> **YOUR TASK**: Search the material and gather each line with "Paragraph" in it.

□ □ □ □ □ □ □

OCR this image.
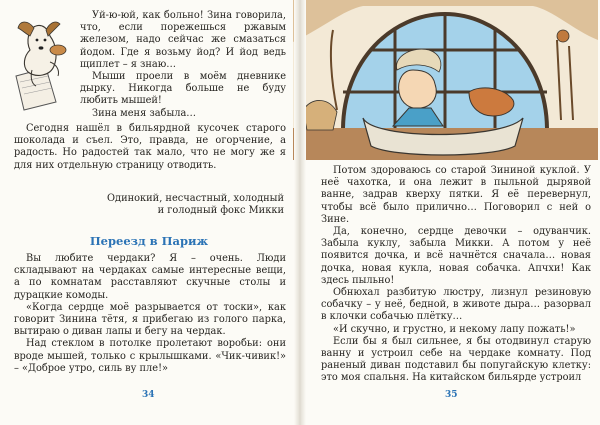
Уй-ю-юй, как больно! Зина говорила, что, если порежешься ржавым железом, надо сейчас же смазаться йодом. Где я возьму йод? И йод ведь щиплет – я знаю…

Мыши проели в моём дневнике дырку. Никогда больше не буду любить мышей!

Зина меня забыла…

Сегодня нашёл в бильярдной кусочек старого шоколада и съел. Это, правда, не огорчение, а радость. Но радостей так мало, что не могу же я для них отдельную страницу отводить.

Одинокий, несчастный, холодный

и голодный фокс Микки

Переезд в Париж

Вы любите чердаки? Я – очень. Люди складывают на чердаках самые интересные вещи, а по комнатам расставляют скучные столы и дурацкие комоды.

«Когда сердце моё разрывается от тоски», как говорит Зинина тётя, я прибегаю из голого парка, вытираю о диван лапы и бегу на чердак.

Над стеклом в потолке пролетают воробьи: они вроде мышей, только с крылышками. «Чик-чивик!» – «Доброе утро, силь ву пле!»

34

Потом здороваюсь со старой Зининой куклой. У неё чахотка, и она лежит в пыльной дырявой ванне, задрав кверху пятки. Я её перевернул, чтобы всё было прилично… Поговорил с ней о Зине.

Да, конечно, сердце девочки – одуванчик. Забыла куклу, забыла Микки. А потом у неё появится дочка, и всё начнётся сначала… новая дочка, новая кукла, новая собачка. Апчхи! Как здесь пыльно!

Обнюхал разбитую люстру, лизнул резиновую собачку – у неё, бедной, в животе дыра… разорвал в клочки собачью плётку…

«И скучно, и грустно, и некому лапу пожать!»

Если бы я был сильнее, я бы отодвинул старую ванну и устроил себе на чердаке комнату. Под раненый диван подставил бы попугайскую клетку: это моя спальня. На китайском бильярде устроил

35
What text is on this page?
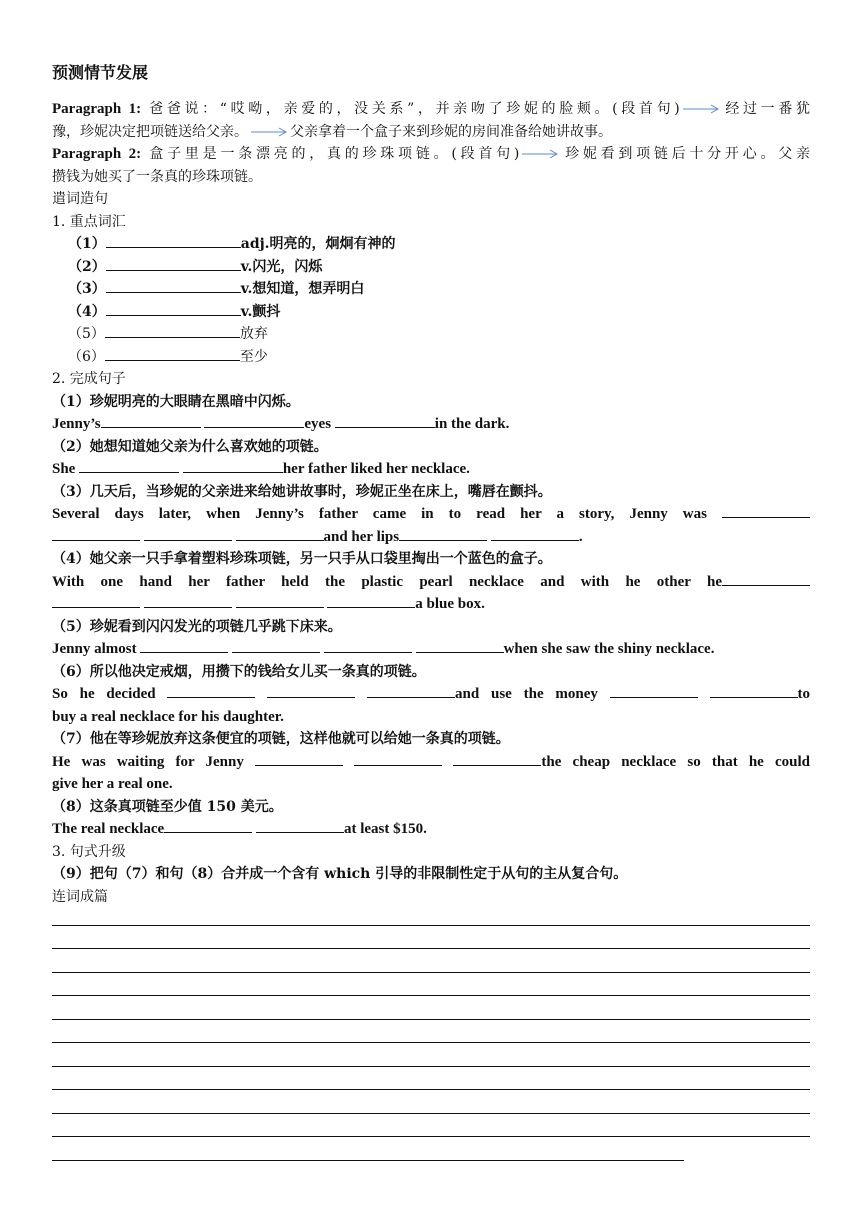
预测情节发展
Paragraph 1: 爸爸说：“哎呦，亲爱的，没关系”，并亲吻了珍妮的脸颊。(段首句)	经过一番犹
豫，珍妮决定把项链送给父亲。	父亲拿着一个盒子来到珍妮的房间准备给她讲故事。
Paragraph 2: 盒子里是一条漂亮的，真的珍珠项链。(段首句)	珍妮看到项链后十分开心。父亲
攒钱为她买了一条真的珍珠项链。
遣词造句
1. 重点词汇
（1）	adj.明亮的，炯炯有神的
（2）	v.闪光，闪烁
（3）	v.想知道，想弄明白
（4）	v.颤抖
（5）	放弃
（6）	至少
2. 完成句子
（1）珍妮明亮的大眼睛在黑暗中闪烁。
Jenny’s	eyes	in the dark.
（2）她想知道她父亲为什么喜欢她的项链。
She	her father liked her necklace.
（3）几天后，当珍妮的父亲进来给她讲故事时，珍妮正坐在床上，嘴唇在颤抖。
Several days later, when Jenny’s father came in to read her a story, Jenny was
and her lips	.
（4）她父亲一只手拿着塑料珍珠项链，另一只手从口袋里掏出一个蓝色的盒子。
With one hand her father held the plastic pearl necklace and with he other he
a blue box.
（5）珍妮看到闪闪发光的项链几乎跳下床来。
Jenny almost	when she saw the shiny necklace.
（6）所以他决定戒烟，用攒下的钱给女儿买一条真的项链。
So he decided	and use the money	to
buy a real necklace for his daughter.
（7）他在等珍妮放弃这条便宜的项链，这样他就可以给她一条真的项链。
He was waiting for Jenny	the cheap necklace so that he could
give her a real one.
（8）这条真项链至少值 150 美元。
The real necklace	at least $150.
3. 句式升级
（9）把句（7）和句（8）合并成一个含有 which 引导的非限制性定于从句的主从复合句。
连词成篇
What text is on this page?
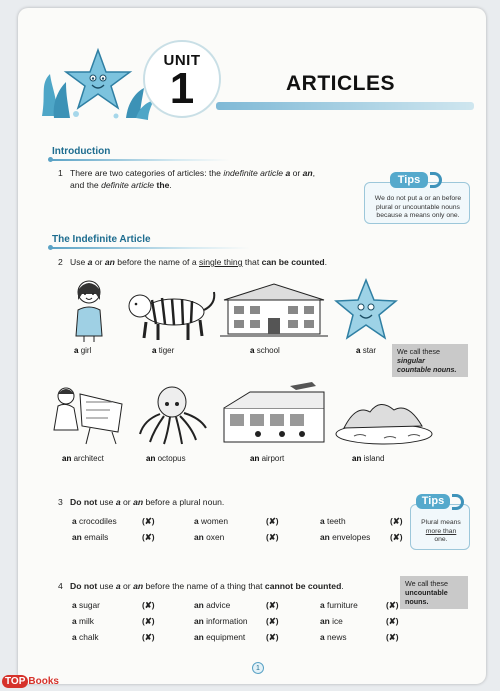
UNIT
1	ARTICLES
Introduction
1 There are two categories of articles: the indefinite article a or an,
and the definite article the.
We do not put a or an before
plural or uncountable nouns
because a means only one.
Tips
The Indefinite Article
2 Use a or an before the name of a single thing that can be counted.
a girl	a tiger	a school	a star	We call these
singular
countable nouns.
an architect	an octopus	an airport	an island
3 Do not use a or an before a plural noun.
a crocodiles	(✘)	a women	(✘)	a teeth	(✘)
an emails	(✘)	an oxen	(✘)	an envelopes (✘)
Plural means
more than
one.
Tips
4 Do not use a or an before the name of a thing that cannot be counted.	We call these
uncountable
nouns.
a sugar	(✘)	an advice	(✘)	a furniture	(✘)
a milk	(✘)	an information (✘)	an ice	(✘)
a chalk	(✘)	an equipment (✘)	a news	(✘)
1
TOP Books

□ □ □ □ □ □ □

> **COMPLETE RESPONSE**:
Paragraph 1: 爸爸说：“哎呦，亲爱的，没关系”，并亲吻了珍妮的脸颊。(段首句)	经过一番犹
Paragraph 2: 盒子里是一条漂亮的，真的珍珠项链。(段首句)	珍妮看到项链后十分开心。父亲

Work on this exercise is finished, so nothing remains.